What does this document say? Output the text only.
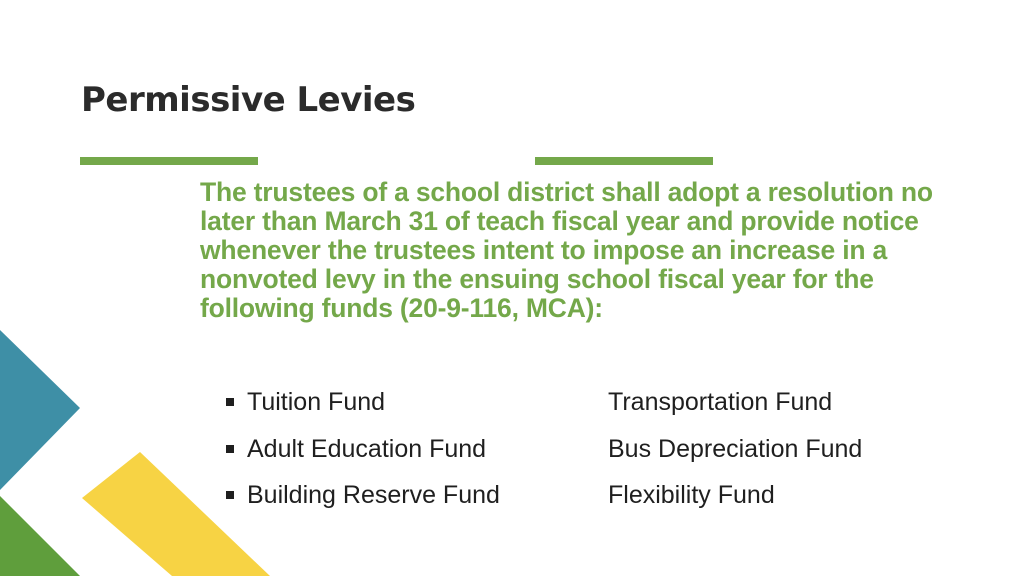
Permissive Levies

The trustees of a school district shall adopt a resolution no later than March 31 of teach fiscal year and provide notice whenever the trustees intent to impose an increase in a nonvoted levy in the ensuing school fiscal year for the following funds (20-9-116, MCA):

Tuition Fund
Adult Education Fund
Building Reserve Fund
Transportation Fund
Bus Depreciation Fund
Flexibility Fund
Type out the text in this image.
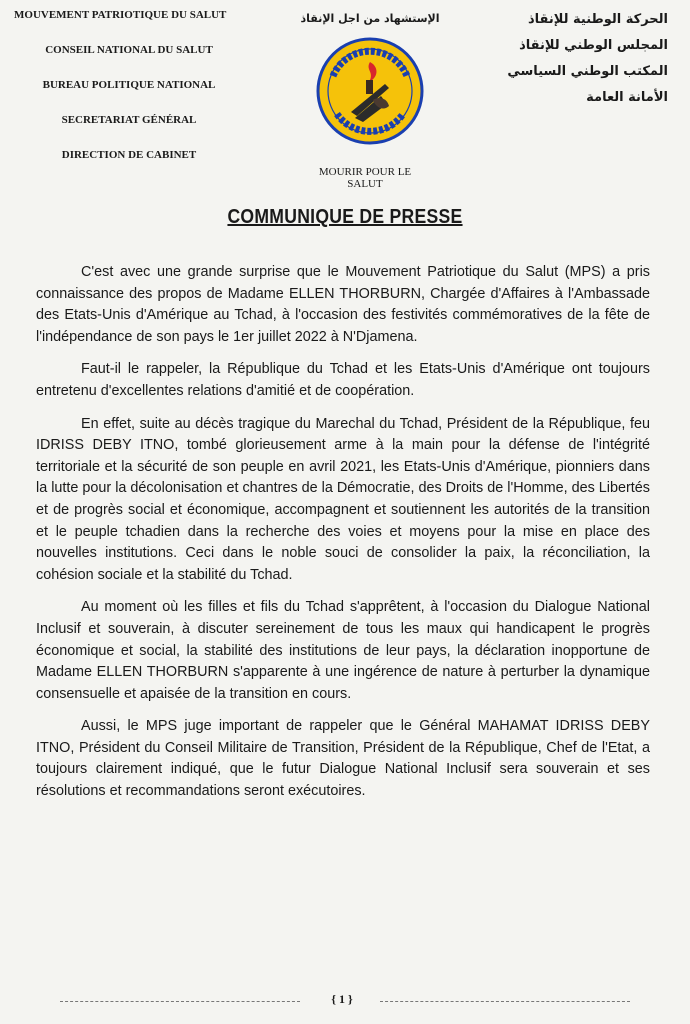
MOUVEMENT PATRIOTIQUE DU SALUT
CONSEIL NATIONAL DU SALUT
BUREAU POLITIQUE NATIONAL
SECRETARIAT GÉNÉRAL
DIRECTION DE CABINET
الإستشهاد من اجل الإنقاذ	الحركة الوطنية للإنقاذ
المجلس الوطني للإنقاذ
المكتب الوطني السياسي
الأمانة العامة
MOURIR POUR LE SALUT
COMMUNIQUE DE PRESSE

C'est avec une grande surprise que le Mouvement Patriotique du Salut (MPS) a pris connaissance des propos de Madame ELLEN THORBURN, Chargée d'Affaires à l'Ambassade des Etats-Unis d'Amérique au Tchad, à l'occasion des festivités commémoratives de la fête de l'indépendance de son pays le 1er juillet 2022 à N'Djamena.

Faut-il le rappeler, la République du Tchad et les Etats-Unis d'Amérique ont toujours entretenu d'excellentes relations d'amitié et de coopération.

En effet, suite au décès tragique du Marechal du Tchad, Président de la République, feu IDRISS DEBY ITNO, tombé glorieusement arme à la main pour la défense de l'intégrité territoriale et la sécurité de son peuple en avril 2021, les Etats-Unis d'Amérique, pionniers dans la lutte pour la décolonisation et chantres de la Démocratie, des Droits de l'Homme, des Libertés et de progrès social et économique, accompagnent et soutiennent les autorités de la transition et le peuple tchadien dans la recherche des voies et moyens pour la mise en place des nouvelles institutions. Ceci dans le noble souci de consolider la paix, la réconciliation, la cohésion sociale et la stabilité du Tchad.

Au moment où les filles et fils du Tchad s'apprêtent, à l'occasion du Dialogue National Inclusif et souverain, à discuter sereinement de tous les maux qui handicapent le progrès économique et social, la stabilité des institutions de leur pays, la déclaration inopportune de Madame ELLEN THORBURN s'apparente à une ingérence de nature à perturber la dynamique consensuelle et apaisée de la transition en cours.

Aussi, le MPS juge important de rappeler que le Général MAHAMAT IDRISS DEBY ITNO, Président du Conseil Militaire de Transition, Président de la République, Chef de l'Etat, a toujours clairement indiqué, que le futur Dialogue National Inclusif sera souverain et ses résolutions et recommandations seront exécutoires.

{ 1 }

● ● ● ●

Problem details:
Count every line of the material above that holds the string "Madame", then state only the total.

Worked solution:
2